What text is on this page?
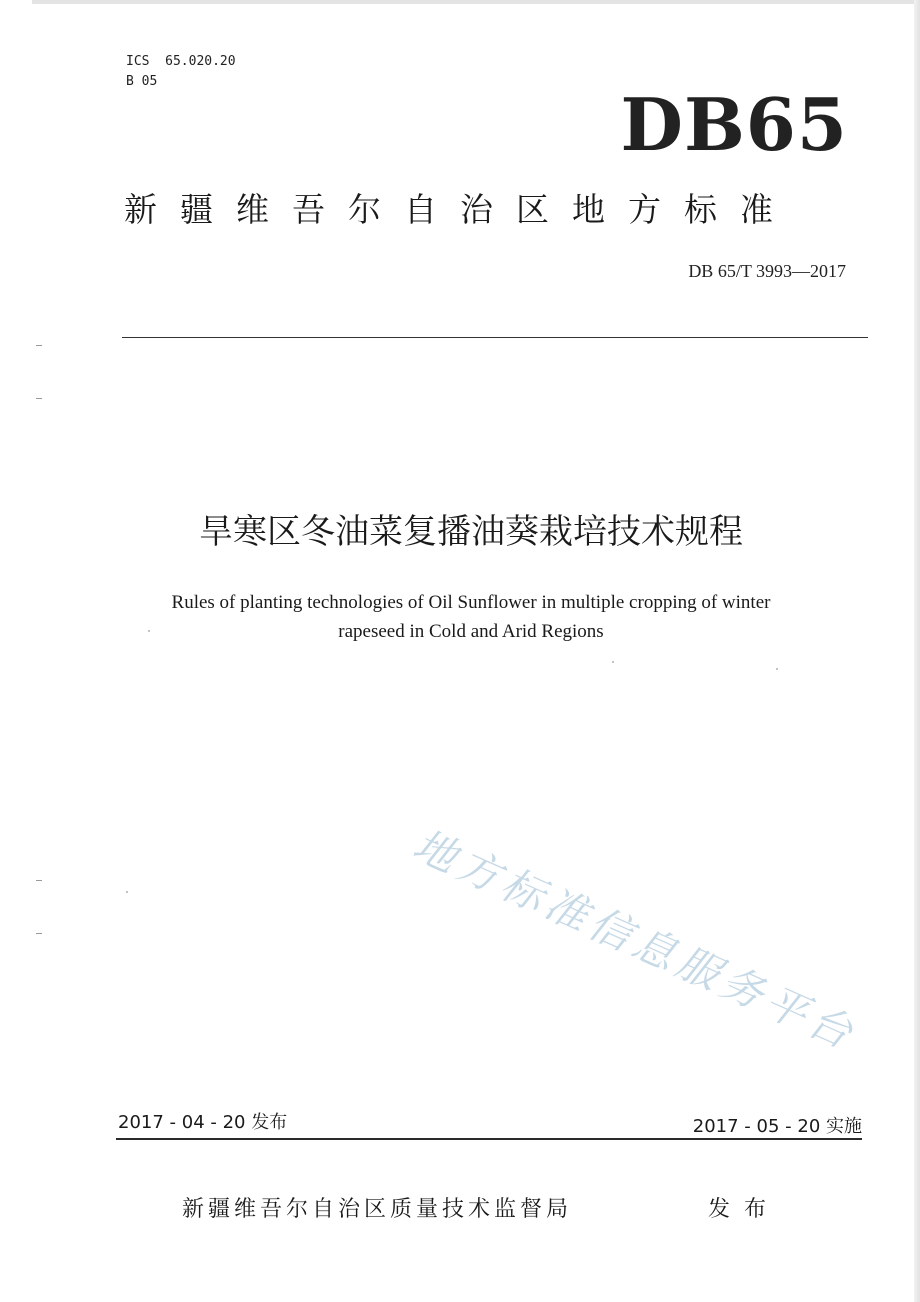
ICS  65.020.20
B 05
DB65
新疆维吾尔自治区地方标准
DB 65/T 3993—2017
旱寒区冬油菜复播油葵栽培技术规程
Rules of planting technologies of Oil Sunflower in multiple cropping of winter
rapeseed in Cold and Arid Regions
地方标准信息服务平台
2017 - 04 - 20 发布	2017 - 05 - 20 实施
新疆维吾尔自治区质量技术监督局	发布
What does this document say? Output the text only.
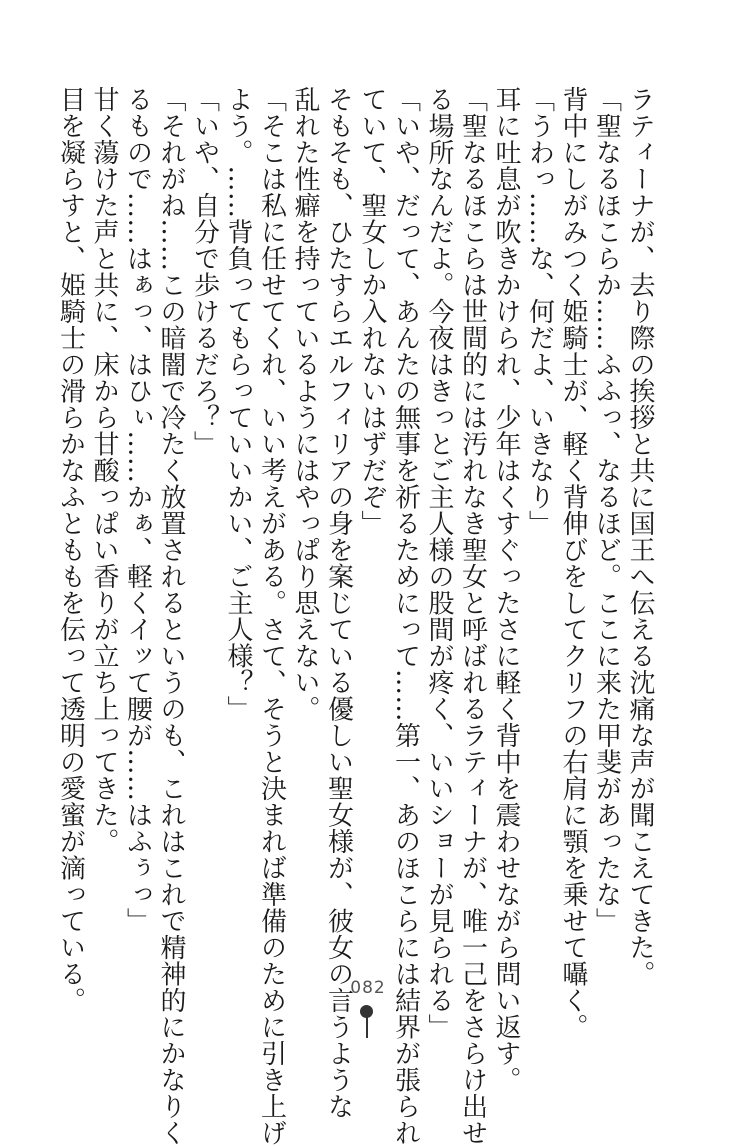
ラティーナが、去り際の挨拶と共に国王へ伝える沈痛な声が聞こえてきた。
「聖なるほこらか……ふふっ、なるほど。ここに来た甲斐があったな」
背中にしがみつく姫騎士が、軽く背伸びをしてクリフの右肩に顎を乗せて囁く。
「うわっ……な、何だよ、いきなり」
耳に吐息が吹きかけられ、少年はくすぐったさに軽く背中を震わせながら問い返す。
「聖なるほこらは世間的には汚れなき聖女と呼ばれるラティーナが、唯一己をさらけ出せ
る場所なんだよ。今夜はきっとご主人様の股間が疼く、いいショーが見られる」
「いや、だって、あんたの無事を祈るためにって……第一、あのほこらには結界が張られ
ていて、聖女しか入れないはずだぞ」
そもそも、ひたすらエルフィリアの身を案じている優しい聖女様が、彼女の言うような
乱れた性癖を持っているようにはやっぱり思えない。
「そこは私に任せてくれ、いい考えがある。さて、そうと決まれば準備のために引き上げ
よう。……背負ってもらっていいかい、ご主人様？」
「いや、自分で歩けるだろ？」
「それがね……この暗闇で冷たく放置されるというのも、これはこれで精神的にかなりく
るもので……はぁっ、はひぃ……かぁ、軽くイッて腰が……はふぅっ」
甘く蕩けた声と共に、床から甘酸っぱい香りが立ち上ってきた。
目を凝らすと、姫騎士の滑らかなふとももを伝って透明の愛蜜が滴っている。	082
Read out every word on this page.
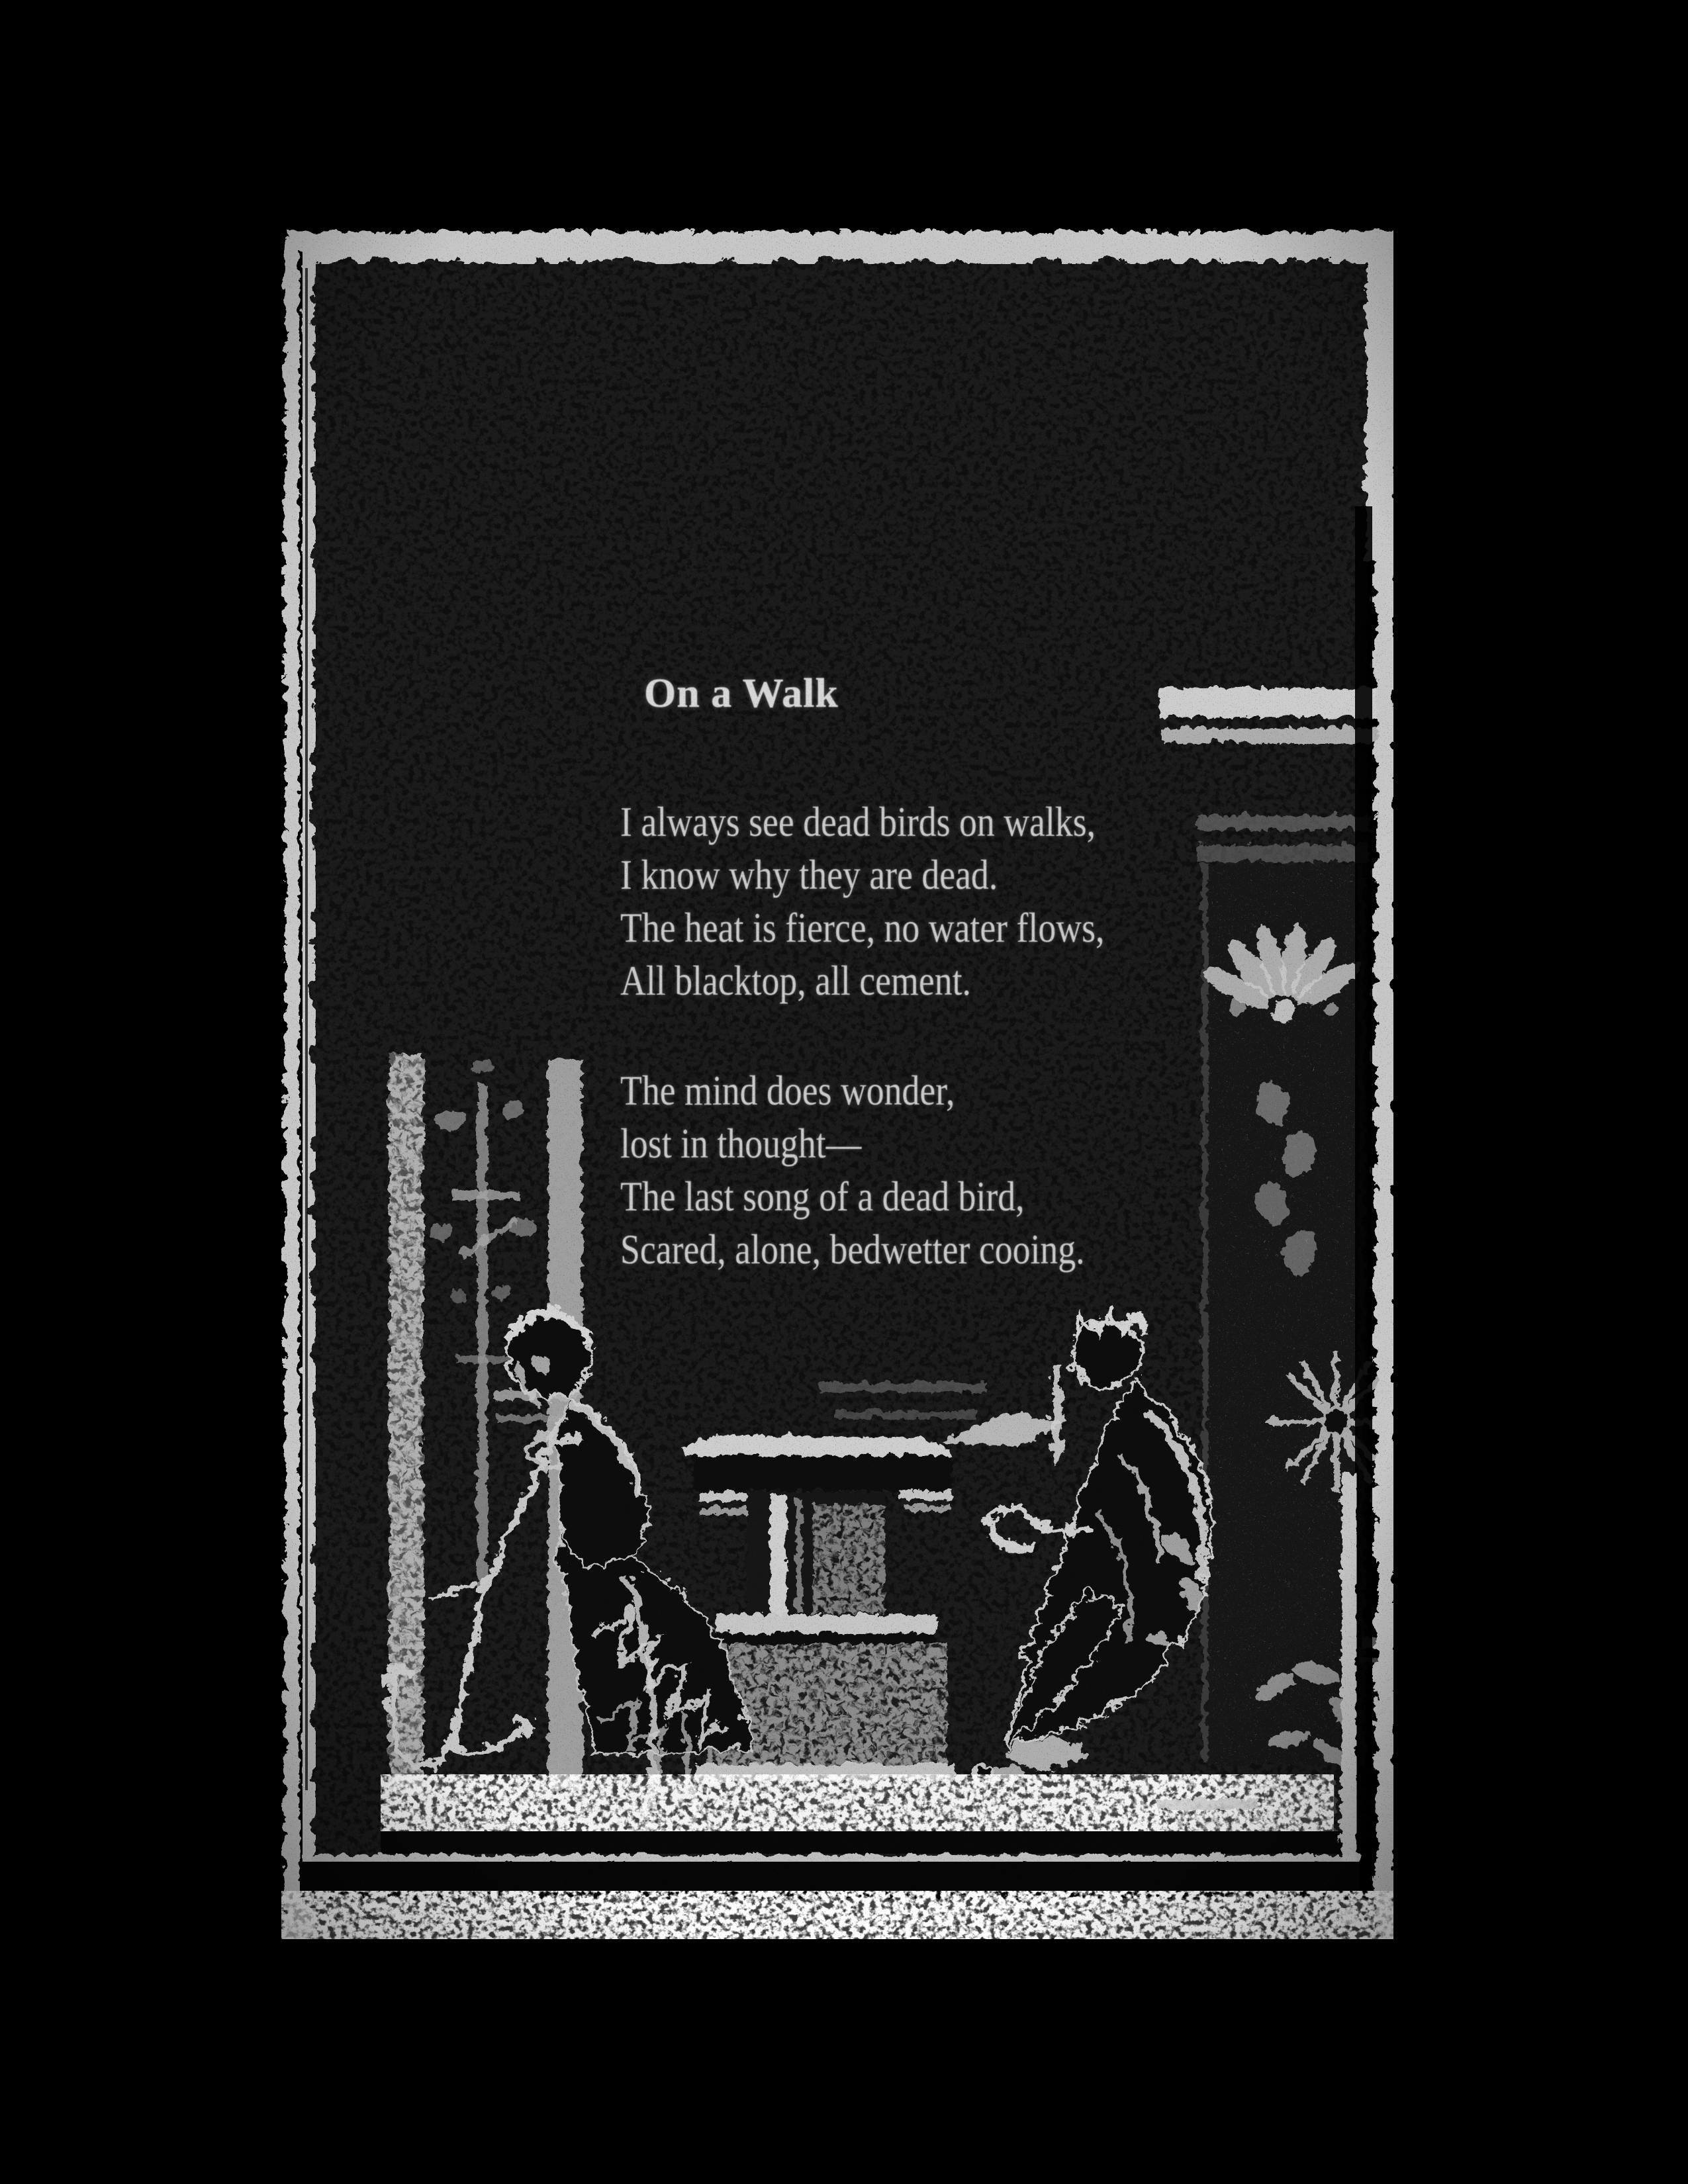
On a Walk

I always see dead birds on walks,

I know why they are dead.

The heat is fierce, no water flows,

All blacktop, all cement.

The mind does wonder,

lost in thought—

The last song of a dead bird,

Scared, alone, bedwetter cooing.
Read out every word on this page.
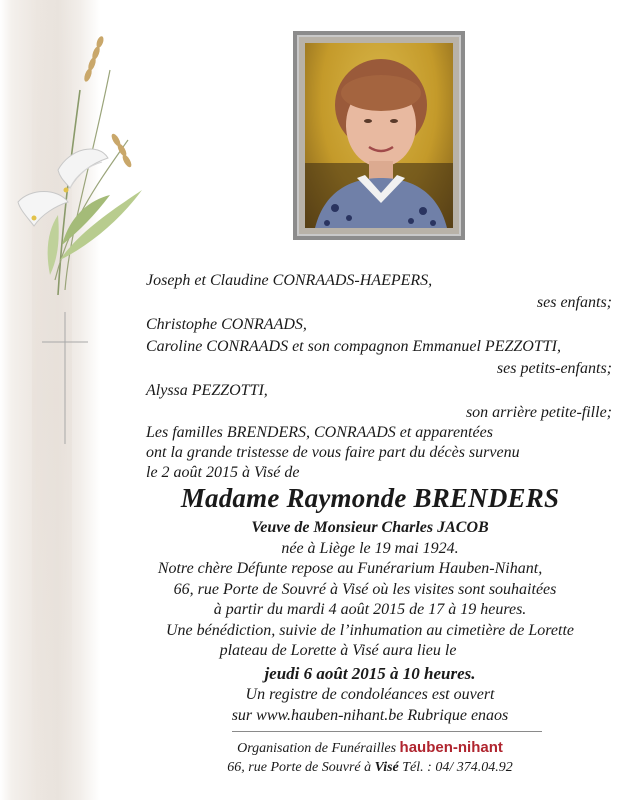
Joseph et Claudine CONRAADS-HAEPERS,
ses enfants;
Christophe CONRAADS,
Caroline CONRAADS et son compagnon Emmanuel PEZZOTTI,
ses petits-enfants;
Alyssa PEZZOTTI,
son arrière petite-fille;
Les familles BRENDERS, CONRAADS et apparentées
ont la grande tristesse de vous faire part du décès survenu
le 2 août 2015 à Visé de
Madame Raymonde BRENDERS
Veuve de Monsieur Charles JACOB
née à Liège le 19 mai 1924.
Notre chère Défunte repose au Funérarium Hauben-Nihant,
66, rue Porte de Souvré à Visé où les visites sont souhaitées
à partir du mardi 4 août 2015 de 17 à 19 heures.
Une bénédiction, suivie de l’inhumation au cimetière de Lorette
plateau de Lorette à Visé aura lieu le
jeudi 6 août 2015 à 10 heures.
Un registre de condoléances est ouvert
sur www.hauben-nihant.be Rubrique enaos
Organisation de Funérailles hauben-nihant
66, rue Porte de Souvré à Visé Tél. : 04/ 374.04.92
- - - - - - -
■ **Directions for this task**
Every line in the data above that contains "CONRAADS" needs to be copied.

■ **Task solution**
Joseph et Claudine CONRAADS-HAEPERS,
Christophe CONRAADS,
Caroline CONRAADS et son compagnon Emmanuel PEZZOTTI,
Les familles BRENDERS, CONRAADS et apparentées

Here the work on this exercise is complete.